» Requirements
Give the count of lines in the data that include the string "title", with no added remarks.

» Source data
__________

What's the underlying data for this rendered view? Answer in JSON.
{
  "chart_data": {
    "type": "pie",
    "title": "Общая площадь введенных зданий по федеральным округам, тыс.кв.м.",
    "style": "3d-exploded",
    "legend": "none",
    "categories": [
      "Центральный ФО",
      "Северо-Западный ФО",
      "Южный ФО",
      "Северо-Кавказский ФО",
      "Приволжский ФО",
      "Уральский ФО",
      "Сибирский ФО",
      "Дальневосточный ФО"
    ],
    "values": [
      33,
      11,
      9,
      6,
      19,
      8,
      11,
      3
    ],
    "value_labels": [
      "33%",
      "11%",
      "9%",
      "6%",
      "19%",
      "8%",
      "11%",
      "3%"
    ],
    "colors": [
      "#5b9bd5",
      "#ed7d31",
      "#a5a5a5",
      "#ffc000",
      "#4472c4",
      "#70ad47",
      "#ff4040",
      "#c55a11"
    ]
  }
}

__________

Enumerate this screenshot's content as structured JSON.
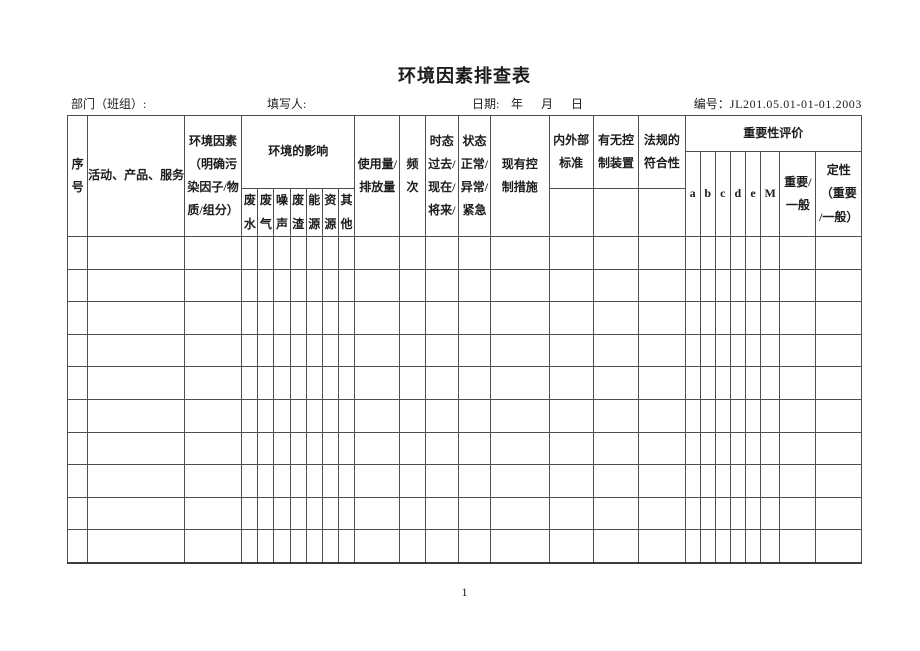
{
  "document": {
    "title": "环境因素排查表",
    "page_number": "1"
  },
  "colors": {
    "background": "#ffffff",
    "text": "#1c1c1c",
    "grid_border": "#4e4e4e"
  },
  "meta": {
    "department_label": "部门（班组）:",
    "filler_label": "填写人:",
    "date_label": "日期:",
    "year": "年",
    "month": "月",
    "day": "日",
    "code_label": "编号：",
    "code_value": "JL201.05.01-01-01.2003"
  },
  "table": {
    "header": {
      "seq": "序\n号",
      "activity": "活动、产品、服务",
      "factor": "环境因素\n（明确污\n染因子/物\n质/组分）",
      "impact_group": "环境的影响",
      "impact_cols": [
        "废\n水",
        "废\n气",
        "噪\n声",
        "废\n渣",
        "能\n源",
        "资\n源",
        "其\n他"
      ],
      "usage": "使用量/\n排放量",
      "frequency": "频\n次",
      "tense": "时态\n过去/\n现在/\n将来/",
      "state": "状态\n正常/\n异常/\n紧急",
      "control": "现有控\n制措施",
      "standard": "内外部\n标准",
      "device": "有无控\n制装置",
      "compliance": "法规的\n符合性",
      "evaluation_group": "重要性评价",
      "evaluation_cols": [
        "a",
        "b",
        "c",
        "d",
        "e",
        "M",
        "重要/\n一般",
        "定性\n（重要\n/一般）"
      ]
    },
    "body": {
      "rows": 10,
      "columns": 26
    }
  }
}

__________

» Result of this task
2